TASK TO CARRY OUT
Locate each line containing the string "this" and copy it out.

Stored records
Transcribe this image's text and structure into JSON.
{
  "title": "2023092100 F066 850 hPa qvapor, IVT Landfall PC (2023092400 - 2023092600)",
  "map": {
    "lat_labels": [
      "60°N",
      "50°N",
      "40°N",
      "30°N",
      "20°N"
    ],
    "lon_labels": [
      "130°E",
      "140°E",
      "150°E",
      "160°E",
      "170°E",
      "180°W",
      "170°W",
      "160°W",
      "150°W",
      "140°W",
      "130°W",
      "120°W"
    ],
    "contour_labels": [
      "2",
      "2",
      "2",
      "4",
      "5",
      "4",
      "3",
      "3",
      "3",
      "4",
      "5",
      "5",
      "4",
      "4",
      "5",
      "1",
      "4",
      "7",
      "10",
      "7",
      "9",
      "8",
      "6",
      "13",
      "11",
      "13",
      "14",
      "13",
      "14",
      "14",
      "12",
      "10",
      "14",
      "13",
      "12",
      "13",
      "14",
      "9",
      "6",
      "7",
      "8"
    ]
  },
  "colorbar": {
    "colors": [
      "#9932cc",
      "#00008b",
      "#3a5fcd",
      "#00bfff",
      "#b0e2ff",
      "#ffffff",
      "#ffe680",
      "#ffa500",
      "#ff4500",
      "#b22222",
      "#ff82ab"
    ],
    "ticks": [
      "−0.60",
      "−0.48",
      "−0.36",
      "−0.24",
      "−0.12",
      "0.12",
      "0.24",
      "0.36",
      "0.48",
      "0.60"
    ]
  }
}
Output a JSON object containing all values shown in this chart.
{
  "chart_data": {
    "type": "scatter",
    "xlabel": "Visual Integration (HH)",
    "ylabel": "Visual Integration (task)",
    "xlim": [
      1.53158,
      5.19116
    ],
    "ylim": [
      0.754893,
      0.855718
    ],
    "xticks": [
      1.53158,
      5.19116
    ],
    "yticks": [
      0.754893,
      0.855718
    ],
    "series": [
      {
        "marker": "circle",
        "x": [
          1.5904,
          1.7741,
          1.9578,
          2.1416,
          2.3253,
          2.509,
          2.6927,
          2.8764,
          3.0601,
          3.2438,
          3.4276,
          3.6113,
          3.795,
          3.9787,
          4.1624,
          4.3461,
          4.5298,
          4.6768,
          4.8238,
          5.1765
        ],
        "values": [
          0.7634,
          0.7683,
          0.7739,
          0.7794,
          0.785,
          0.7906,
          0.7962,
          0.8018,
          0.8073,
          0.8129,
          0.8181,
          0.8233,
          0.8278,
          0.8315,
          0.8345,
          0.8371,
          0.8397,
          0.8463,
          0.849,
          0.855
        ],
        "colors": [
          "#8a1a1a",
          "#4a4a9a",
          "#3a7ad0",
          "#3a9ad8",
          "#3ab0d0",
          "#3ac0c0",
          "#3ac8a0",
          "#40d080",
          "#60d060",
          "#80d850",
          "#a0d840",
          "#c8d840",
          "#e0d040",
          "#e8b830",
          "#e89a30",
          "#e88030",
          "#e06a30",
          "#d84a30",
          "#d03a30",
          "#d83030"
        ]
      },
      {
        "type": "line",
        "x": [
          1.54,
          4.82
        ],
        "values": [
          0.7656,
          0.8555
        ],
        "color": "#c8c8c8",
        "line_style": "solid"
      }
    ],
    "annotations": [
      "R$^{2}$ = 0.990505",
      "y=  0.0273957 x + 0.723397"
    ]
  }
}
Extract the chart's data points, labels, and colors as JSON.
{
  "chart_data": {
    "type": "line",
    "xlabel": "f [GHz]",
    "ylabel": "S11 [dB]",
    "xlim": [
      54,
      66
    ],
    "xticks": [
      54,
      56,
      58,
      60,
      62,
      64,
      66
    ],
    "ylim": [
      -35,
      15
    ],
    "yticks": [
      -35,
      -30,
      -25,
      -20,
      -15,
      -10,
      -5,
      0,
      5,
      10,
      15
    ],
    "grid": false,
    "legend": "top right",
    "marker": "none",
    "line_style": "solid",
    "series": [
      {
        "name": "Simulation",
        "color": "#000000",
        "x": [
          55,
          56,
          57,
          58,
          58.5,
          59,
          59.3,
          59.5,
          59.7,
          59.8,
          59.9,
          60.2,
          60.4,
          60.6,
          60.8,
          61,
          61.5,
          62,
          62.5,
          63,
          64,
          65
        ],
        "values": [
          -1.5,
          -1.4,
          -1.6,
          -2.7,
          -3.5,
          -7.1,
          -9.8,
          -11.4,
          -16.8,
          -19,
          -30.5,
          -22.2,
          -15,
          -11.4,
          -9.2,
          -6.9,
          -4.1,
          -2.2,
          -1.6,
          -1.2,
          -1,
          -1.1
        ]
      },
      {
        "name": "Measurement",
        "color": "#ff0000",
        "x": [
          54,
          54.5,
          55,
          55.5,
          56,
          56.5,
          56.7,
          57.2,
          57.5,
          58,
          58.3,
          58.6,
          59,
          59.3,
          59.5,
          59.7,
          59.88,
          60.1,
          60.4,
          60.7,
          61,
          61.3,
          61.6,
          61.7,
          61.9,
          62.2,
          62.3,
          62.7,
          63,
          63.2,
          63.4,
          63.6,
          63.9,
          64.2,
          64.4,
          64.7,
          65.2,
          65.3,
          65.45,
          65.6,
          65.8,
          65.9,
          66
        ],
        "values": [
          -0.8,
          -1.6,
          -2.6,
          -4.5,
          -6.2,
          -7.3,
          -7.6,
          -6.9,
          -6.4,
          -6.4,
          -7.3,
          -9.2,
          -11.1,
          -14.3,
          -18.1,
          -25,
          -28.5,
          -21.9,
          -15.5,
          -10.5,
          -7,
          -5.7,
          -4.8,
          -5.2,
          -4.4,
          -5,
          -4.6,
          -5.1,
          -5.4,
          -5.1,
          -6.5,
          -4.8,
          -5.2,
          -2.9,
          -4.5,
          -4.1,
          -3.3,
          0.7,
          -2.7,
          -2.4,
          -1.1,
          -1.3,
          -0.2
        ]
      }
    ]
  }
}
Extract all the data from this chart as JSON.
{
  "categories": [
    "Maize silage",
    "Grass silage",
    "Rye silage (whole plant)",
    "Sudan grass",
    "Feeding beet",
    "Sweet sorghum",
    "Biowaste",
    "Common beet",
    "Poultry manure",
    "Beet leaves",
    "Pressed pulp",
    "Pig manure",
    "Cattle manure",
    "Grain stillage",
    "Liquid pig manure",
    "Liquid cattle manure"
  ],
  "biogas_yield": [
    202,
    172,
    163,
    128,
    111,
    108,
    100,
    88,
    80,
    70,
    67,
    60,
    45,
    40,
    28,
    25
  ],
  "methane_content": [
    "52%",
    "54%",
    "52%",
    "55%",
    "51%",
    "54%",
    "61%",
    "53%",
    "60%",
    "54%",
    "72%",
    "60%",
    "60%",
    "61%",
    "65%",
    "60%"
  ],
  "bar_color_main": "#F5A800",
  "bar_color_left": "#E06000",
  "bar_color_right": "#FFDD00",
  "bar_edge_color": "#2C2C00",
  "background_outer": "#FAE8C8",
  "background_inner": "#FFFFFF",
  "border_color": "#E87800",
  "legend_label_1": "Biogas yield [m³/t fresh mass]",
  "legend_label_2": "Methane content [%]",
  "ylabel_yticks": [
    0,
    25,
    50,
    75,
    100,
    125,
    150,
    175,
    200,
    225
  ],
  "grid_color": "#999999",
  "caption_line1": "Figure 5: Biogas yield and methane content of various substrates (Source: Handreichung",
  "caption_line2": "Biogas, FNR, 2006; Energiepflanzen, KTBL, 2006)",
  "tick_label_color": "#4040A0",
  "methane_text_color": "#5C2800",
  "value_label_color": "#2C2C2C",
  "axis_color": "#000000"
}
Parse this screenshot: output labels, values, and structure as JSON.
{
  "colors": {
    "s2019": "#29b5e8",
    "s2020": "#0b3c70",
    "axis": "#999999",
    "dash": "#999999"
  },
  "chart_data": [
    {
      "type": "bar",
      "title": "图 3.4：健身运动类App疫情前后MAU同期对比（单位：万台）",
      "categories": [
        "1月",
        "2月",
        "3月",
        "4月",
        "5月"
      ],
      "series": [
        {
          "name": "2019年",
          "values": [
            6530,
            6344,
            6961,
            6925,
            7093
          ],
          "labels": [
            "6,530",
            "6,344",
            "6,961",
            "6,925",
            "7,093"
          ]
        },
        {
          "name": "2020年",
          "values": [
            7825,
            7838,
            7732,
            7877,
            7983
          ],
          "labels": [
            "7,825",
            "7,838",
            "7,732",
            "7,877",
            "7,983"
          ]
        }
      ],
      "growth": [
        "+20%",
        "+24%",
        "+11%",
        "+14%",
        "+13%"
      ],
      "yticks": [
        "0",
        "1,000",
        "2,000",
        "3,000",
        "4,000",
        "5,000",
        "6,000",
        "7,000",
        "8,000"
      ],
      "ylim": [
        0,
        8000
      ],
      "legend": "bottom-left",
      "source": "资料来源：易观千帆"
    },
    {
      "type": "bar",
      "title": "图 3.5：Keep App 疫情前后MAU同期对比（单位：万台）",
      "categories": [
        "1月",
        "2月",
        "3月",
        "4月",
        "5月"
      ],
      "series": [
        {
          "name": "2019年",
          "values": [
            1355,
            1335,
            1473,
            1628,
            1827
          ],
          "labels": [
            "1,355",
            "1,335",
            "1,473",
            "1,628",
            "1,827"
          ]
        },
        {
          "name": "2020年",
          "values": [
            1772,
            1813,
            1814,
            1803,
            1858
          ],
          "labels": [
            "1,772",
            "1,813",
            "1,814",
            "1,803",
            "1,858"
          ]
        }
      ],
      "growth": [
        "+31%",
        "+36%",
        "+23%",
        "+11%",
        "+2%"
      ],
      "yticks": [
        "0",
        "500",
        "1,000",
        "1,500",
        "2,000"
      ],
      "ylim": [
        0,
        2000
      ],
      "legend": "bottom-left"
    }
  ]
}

TASK RESULT
Transcribe this image's text and structure into JSON.
Output a JSON object containing all values shown in this chart.
Extract all the data from this chart as JSON.
Parse this screenshot: output labels, values, and structure as JSON.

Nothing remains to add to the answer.